_PROBLEM REQUIREMENTS_
Find how many lines contain the word "this" and state that number alone.

_PROVIDED ENTRIES_

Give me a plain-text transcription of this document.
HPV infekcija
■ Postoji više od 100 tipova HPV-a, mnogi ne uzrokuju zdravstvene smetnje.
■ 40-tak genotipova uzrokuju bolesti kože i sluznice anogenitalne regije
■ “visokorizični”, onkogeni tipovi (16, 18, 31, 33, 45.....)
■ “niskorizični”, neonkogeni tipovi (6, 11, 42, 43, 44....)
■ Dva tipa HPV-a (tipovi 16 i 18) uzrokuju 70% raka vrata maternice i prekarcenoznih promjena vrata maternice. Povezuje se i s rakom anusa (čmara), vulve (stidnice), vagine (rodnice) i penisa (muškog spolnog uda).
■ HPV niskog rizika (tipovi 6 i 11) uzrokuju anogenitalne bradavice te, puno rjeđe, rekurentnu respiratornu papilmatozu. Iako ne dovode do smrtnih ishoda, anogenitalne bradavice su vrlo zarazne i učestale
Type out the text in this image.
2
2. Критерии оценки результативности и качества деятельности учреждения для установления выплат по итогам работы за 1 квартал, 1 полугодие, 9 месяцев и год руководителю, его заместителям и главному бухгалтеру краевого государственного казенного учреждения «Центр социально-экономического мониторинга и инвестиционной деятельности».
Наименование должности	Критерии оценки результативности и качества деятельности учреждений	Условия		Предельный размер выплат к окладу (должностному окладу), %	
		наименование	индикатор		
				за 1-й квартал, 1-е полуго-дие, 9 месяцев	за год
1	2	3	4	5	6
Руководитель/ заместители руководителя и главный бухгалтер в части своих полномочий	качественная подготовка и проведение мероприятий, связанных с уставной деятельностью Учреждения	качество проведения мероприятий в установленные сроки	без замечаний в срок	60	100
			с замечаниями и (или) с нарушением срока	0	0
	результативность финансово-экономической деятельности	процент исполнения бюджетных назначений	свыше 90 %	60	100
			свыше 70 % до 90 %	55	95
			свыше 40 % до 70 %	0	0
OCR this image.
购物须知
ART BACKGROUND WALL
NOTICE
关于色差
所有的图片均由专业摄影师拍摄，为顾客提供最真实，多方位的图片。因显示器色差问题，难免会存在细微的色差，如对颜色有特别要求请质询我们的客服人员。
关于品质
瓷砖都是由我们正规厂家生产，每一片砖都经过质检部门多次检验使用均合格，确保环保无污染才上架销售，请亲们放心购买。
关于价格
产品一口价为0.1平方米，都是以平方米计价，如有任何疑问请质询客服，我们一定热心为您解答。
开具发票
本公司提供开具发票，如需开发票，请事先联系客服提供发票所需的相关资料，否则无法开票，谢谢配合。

_COMPLETED EXERCISE_
3